#### Your instructions
Copy out the complete listing, word for word.

Raw records
____

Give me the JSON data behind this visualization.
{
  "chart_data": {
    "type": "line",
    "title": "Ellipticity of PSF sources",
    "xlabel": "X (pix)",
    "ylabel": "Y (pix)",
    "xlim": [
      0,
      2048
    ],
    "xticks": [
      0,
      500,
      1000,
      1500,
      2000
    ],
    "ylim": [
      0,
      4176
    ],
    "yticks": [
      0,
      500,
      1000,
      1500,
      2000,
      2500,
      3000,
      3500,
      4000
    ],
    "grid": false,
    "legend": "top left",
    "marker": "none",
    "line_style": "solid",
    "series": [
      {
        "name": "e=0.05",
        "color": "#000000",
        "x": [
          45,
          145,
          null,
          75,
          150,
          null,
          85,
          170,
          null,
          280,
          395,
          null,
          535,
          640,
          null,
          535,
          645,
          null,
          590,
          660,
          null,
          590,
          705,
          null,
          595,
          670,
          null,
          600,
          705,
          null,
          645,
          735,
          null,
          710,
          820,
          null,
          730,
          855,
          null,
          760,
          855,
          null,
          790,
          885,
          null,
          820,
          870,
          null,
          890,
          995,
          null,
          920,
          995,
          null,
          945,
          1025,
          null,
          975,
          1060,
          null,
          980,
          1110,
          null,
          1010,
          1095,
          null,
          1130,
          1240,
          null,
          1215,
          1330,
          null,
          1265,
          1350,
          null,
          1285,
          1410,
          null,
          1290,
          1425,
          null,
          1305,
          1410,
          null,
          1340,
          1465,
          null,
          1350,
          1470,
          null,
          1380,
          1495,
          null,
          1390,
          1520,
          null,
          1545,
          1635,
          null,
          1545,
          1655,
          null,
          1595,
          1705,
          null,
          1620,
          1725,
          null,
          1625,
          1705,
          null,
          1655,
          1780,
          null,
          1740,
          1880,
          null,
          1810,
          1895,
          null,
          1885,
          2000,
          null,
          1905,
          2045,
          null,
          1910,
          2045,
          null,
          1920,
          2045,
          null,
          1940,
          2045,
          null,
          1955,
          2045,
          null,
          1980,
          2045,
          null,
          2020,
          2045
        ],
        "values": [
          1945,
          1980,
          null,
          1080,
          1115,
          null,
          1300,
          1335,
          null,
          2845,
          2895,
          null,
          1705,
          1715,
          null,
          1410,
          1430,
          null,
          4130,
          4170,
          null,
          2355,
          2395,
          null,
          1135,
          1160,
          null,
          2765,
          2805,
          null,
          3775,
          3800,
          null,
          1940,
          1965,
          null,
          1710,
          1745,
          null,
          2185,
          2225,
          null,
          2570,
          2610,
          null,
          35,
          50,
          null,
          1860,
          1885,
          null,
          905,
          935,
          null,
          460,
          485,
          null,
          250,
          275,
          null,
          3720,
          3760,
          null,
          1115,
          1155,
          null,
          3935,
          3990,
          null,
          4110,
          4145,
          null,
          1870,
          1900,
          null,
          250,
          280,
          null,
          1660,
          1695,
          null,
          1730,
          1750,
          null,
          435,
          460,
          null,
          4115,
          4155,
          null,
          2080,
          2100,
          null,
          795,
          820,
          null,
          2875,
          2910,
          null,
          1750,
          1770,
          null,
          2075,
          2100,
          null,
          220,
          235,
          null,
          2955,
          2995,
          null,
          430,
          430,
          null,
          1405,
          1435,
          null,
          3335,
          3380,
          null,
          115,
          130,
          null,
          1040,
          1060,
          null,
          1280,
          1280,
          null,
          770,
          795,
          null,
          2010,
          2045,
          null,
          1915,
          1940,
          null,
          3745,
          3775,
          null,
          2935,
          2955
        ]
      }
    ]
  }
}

____

#### Exercise answer
Give me the JSON data behind this visualization.
{
  "chart_data": {
    "type": "line",
    "title": "Ellipticity of PSF sources",
    "xlabel": "X (pix)",
    "ylabel": "Y (pix)",
    "xlim": [
      0,
      2048
    ],
    "xticks": [
      0,
      500,
      1000,
      1500,
      2000
    ],
    "ylim": [
      0,
      4176
    ],
    "yticks": [
      0,
      500,
      1000,
      1500,
      2000,
      2500,
      3000,
      3500,
      4000
    ],
    "grid": false,
    "legend": "top left",
    "marker": "none",
    "line_style": "solid",
    "series": [
      {
        "name": "e=0.05",
        "color": "#000000",
        "x": [
          45,
          145,
          null,
          75,
          150,
          null,
          85,
          170,
          null,
          280,
          395,
          null,
          535,
          640,
          null,
          535,
          645,
          null,
          590,
          660,
          null,
          590,
          705,
          null,
          595,
          670,
          null,
          600,
          705,
          null,
          645,
          735,
          null,
          710,
          820,
          null,
          730,
          855,
          null,
          760,
          855,
          null,
          790,
          885,
          null,
          820,
          870,
          null,
          890,
          995,
          null,
          920,
          995,
          null,
          945,
          1025,
          null,
          975,
          1060,
          null,
          980,
          1110,
          null,
          1010,
          1095,
          null,
          1130,
          1240,
          null,
          1215,
          1330,
          null,
          1265,
          1350,
          null,
          1285,
          1410,
          null,
          1290,
          1425,
          null,
          1305,
          1410,
          null,
          1340,
          1465,
          null,
          1350,
          1470,
          null,
          1380,
          1495,
          null,
          1390,
          1520,
          null,
          1545,
          1635,
          null,
          1545,
          1655,
          null,
          1595,
          1705,
          null,
          1620,
          1725,
          null,
          1625,
          1705,
          null,
          1655,
          1780,
          null,
          1740,
          1880,
          null,
          1810,
          1895,
          null,
          1885,
          2000,
          null,
          1905,
          2045,
          null,
          1910,
          2045,
          null,
          1920,
          2045,
          null,
          1940,
          2045,
          null,
          1955,
          2045,
          null,
          1980,
          2045,
          null,
          2020,
          2045
        ],
        "values": [
          1945,
          1980,
          null,
          1080,
          1115,
          null,
          1300,
          1335,
          null,
          2845,
          2895,
          null,
          1705,
          1715,
          null,
          1410,
          1430,
          null,
          4130,
          4170,
          null,
          2355,
          2395,
          null,
          1135,
          1160,
          null,
          2765,
          2805,
          null,
          3775,
          3800,
          null,
          1940,
          1965,
          null,
          1710,
          1745,
          null,
          2185,
          2225,
          null,
          2570,
          2610,
          null,
          35,
          50,
          null,
          1860,
          1885,
          null,
          905,
          935,
          null,
          460,
          485,
          null,
          250,
          275,
          null,
          3720,
          3760,
          null,
          1115,
          1155,
          null,
          3935,
          3990,
          null,
          4110,
          4145,
          null,
          1870,
          1900,
          null,
          250,
          280,
          null,
          1660,
          1695,
          null,
          1730,
          1750,
          null,
          435,
          460,
          null,
          4115,
          4155,
          null,
          2080,
          2100,
          null,
          795,
          820,
          null,
          2875,
          2910,
          null,
          1750,
          1770,
          null,
          2075,
          2100,
          null,
          220,
          235,
          null,
          2955,
          2995,
          null,
          430,
          430,
          null,
          1405,
          1435,
          null,
          3335,
          3380,
          null,
          115,
          130,
          null,
          1040,
          1060,
          null,
          1280,
          1280,
          null,
          770,
          795,
          null,
          2010,
          2045,
          null,
          1915,
          1940,
          null,
          3745,
          3775,
          null,
          2935,
          2955
        ]
      }
    ]
  }
}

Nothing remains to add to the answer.